Go through the data below line by line and count those containing the word "text". Reply with the count only.

Extracted records:
+++

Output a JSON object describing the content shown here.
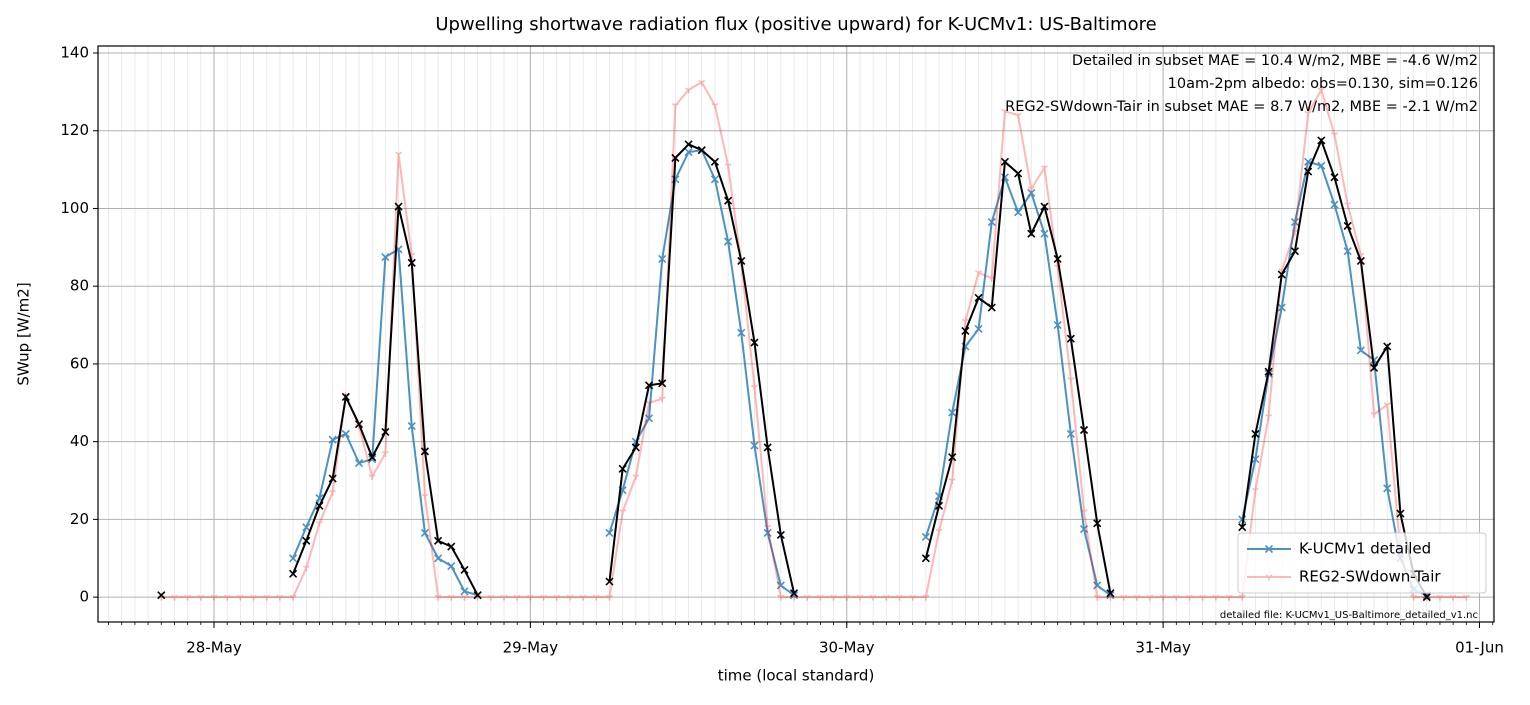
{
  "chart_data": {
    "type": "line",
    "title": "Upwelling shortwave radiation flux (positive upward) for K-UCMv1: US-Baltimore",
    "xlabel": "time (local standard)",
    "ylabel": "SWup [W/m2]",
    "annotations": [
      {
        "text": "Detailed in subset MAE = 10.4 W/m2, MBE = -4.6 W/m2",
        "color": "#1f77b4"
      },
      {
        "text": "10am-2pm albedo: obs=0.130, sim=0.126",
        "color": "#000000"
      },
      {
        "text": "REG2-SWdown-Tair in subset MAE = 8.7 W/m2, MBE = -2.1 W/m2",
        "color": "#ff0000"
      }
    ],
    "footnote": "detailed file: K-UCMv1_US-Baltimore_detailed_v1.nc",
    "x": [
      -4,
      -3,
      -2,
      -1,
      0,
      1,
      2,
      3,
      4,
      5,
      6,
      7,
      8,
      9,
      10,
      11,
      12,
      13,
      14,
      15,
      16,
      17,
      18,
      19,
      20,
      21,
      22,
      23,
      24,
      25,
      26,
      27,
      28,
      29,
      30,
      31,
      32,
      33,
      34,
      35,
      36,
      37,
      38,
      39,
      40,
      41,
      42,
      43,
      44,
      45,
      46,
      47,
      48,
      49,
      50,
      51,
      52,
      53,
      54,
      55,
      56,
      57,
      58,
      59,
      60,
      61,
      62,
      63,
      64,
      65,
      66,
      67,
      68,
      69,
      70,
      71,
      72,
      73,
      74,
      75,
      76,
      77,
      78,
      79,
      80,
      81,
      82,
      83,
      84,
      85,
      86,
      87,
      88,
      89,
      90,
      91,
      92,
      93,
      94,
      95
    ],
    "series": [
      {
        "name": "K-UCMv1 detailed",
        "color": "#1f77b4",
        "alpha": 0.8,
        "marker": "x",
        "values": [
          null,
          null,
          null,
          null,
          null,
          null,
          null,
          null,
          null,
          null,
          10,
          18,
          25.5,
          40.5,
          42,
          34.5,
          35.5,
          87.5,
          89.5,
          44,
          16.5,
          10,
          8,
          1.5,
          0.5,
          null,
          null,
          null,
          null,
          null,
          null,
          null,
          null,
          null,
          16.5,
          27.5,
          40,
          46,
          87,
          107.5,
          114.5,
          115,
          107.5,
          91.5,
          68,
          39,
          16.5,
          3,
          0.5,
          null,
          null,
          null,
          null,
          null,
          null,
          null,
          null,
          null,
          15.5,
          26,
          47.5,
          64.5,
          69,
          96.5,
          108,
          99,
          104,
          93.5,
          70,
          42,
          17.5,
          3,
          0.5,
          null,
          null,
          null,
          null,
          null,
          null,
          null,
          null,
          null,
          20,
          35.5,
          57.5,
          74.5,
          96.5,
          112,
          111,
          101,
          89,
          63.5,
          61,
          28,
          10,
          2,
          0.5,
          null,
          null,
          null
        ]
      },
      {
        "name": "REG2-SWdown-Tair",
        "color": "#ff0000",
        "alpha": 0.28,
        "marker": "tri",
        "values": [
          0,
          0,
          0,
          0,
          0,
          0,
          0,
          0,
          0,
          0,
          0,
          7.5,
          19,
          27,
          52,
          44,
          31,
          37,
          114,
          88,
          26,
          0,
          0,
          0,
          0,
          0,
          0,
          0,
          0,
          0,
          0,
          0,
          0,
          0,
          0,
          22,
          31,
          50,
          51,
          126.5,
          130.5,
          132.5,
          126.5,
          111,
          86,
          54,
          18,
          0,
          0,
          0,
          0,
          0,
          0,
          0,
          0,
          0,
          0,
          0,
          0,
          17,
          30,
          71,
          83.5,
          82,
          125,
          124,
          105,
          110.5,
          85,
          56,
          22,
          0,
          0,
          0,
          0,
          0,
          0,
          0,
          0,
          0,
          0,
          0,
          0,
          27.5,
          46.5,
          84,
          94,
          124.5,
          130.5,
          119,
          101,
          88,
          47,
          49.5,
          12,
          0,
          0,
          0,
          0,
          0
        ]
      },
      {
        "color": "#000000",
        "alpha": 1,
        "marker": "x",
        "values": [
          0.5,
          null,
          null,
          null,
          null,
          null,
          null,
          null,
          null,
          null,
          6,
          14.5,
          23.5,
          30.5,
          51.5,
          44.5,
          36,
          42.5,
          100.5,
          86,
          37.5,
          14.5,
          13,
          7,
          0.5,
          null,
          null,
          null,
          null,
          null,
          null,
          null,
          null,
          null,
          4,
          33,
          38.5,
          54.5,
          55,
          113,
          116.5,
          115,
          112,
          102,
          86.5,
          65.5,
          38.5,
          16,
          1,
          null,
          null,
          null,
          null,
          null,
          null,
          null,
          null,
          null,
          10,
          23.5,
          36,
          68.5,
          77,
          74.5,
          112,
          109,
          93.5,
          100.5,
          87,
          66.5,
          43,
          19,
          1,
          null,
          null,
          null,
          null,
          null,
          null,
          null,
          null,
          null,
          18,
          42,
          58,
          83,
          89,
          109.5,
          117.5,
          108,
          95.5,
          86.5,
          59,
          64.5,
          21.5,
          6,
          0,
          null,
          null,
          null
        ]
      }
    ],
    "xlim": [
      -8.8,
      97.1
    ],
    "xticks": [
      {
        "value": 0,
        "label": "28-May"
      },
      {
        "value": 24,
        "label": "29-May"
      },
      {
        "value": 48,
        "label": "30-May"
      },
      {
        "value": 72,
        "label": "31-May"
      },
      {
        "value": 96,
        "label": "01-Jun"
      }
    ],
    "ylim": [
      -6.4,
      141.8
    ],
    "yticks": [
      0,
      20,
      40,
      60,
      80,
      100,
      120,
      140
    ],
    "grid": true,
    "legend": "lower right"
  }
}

+++

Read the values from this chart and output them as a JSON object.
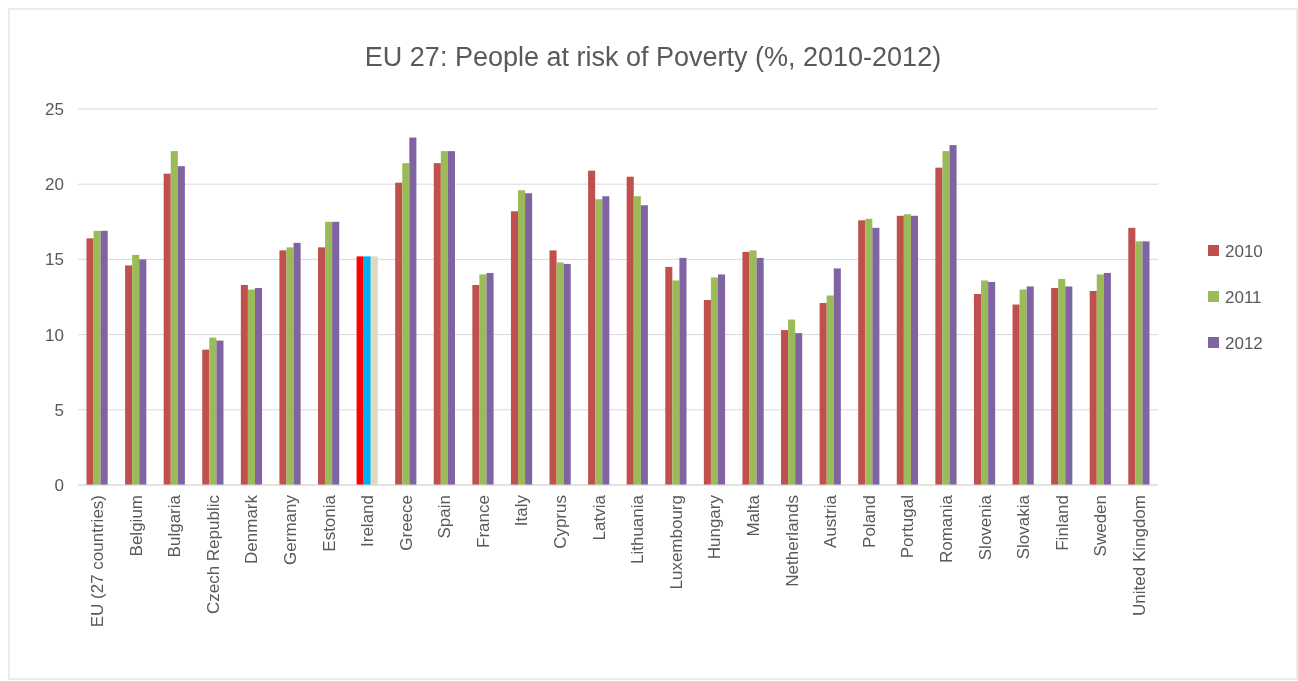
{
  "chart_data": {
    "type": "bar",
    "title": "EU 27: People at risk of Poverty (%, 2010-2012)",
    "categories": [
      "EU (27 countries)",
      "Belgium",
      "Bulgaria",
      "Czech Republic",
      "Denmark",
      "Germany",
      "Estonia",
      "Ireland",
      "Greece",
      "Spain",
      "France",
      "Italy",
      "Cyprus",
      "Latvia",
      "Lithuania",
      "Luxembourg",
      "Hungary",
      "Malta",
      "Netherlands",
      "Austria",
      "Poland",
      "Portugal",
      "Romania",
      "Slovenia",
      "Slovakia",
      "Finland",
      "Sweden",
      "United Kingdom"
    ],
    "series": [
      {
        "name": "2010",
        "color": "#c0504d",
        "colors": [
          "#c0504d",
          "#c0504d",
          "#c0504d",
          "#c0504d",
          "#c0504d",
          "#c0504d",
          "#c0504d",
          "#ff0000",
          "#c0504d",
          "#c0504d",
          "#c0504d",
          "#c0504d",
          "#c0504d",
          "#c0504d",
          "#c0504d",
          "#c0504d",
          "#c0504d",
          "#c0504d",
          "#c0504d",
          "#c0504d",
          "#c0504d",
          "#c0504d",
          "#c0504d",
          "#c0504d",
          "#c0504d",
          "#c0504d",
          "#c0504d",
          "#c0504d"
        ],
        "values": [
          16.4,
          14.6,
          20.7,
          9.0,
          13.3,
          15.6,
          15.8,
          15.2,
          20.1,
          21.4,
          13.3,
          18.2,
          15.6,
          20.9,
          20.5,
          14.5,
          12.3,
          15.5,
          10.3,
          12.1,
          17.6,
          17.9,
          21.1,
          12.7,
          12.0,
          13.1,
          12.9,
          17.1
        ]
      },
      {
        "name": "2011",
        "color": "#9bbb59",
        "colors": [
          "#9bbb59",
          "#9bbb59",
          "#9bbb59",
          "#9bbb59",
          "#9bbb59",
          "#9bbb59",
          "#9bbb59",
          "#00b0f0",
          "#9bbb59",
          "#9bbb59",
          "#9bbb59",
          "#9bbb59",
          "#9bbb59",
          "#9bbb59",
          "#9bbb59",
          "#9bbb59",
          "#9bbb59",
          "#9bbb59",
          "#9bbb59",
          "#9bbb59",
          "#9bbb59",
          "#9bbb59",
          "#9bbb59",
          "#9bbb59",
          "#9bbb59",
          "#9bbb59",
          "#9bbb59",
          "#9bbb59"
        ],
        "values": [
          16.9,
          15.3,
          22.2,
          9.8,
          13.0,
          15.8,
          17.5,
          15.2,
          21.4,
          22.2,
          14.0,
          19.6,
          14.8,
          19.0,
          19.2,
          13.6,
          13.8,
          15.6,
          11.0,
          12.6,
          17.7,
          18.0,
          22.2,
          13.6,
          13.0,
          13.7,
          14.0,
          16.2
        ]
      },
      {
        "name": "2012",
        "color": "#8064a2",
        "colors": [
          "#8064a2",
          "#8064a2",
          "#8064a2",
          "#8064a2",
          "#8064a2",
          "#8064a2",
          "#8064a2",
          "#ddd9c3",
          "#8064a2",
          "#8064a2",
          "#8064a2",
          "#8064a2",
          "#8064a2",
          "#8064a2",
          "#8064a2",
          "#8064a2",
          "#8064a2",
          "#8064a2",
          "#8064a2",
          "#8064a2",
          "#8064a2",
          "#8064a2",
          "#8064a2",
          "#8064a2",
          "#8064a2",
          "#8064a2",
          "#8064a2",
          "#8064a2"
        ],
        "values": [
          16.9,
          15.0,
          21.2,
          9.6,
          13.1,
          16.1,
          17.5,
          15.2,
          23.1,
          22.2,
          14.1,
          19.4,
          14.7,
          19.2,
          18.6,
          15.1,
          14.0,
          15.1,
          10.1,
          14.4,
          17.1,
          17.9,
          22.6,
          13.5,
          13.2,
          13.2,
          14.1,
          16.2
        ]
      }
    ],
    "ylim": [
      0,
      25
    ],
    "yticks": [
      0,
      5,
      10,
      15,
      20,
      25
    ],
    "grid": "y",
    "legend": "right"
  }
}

+++

Task response: 3